EXERCISE DESCRIPTION: Retype all the entries word for word, but omit the pictures.
* begin SUPPLIED INFORMATION *
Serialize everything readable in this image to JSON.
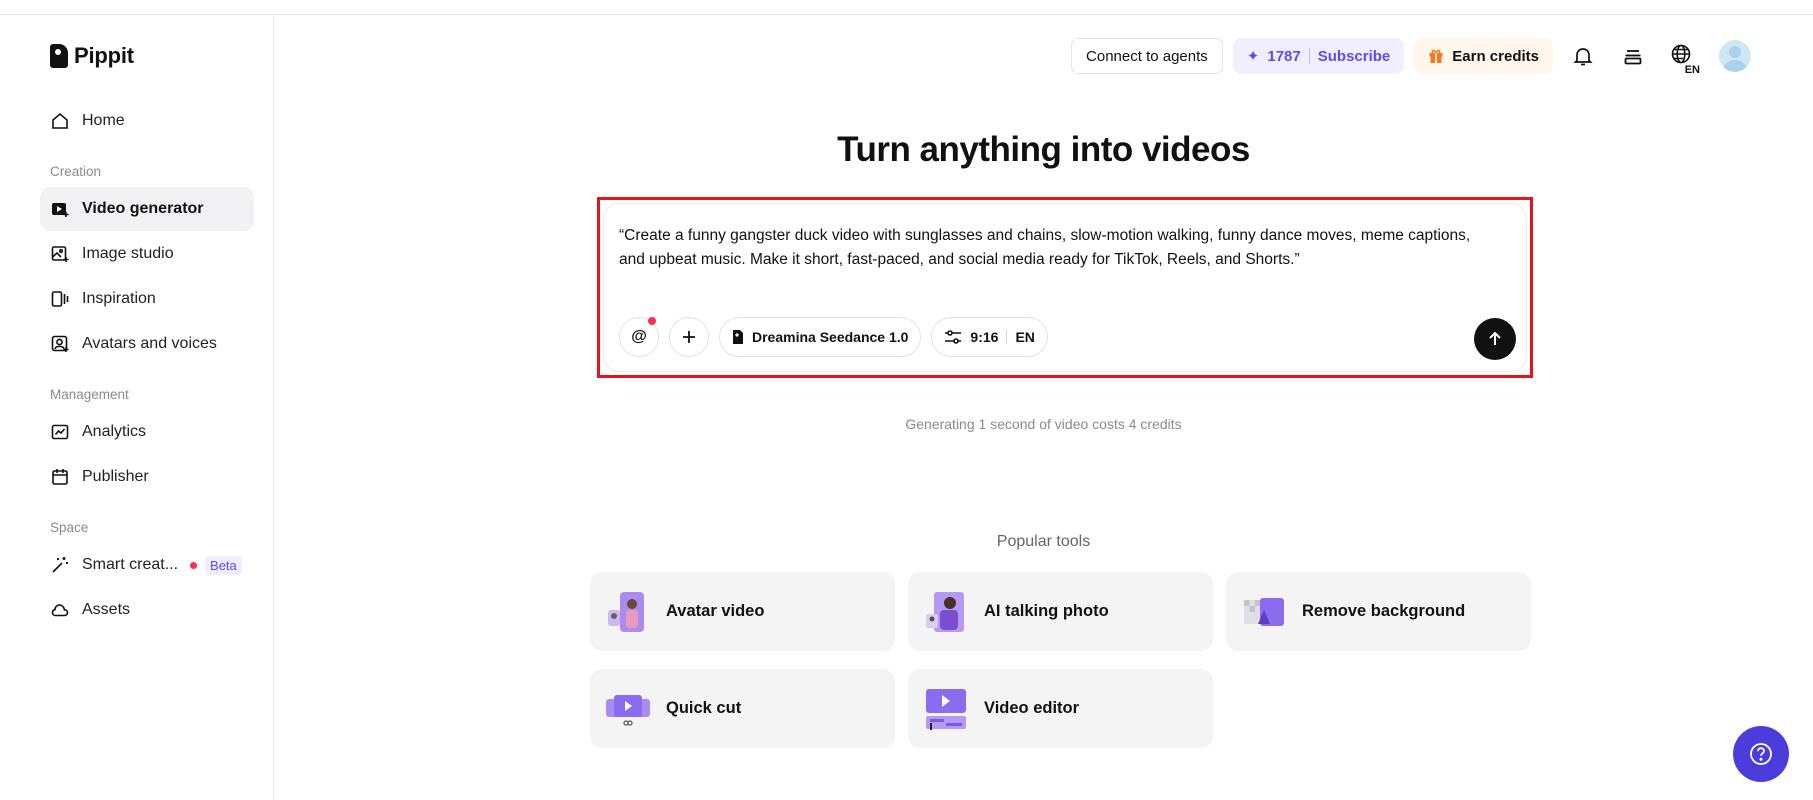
{
  "brand": {
    "name": "Pippit"
  },
  "sidebar": {
    "home": "Home",
    "sections": {
      "creation": "Creation",
      "management": "Management",
      "space": "Space"
    },
    "creation_items": [
      "Video generator",
      "Image studio",
      "Inspiration",
      "Avatars and voices"
    ],
    "management_items": [
      "Analytics",
      "Publisher"
    ],
    "space_items": [
      "Smart creat...",
      "Assets"
    ],
    "beta_badge": "Beta"
  },
  "topbar": {
    "connect_agents": "Connect to agents",
    "credits": "1787",
    "subscribe": "Subscribe",
    "earn_credits": "Earn credits",
    "language_code": "EN"
  },
  "main": {
    "headline": "Turn anything into videos",
    "prompt_text": "“Create a funny gangster duck video with sunglasses and chains, slow-motion walking, funny dance moves, meme captions, and upbeat music. Make it short, fast-paced, and social media ready for TikTok, Reels, and Shorts.”",
    "model_name": "Dreamina Seedance 1.0",
    "aspect_ratio": "9:16",
    "language": "EN",
    "cost_note": "Generating 1 second of video costs 4 credits",
    "popular_title": "Popular tools",
    "tools": [
      "Avatar video",
      "AI talking photo",
      "Remove background",
      "Quick cut",
      "Video editor"
    ]
  },
  "colors": {
    "accent": "#5b4cf0",
    "highlight_frame": "#e3141d",
    "help_button": "#4a3ddb"
  }
}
* end SUPPLIED INFORMATION *
EXERCISE RESULT:
Serialize everything readable in this image to JSON.
{
  "brand": {
    "name": "Pippit"
  },
  "sidebar": {
    "home": "Home",
    "sections": {
      "creation": "Creation",
      "management": "Management",
      "space": "Space"
    },
    "creation_items": [
      "Video generator",
      "Image studio",
      "Inspiration",
      "Avatars and voices"
    ],
    "management_items": [
      "Analytics",
      "Publisher"
    ],
    "space_items": [
      "Smart creat...",
      "Assets"
    ],
    "beta_badge": "Beta"
  },
  "topbar": {
    "connect_agents": "Connect to agents",
    "credits": "1787",
    "subscribe": "Subscribe",
    "earn_credits": "Earn credits",
    "language_code": "EN"
  },
  "main": {
    "headline": "Turn anything into videos",
    "prompt_text": "“Create a funny gangster duck video with sunglasses and chains, slow-motion walking, funny dance moves, meme captions, and upbeat music. Make it short, fast-paced, and social media ready for TikTok, Reels, and Shorts.”",
    "model_name": "Dreamina Seedance 1.0",
    "aspect_ratio": "9:16",
    "language": "EN",
    "cost_note": "Generating 1 second of video costs 4 credits",
    "popular_title": "Popular tools",
    "tools": [
      "Avatar video",
      "AI talking photo",
      "Remove background",
      "Quick cut",
      "Video editor"
    ]
  },
  "colors": {
    "accent": "#5b4cf0",
    "highlight_frame": "#e3141d",
    "help_button": "#4a3ddb"
  }
}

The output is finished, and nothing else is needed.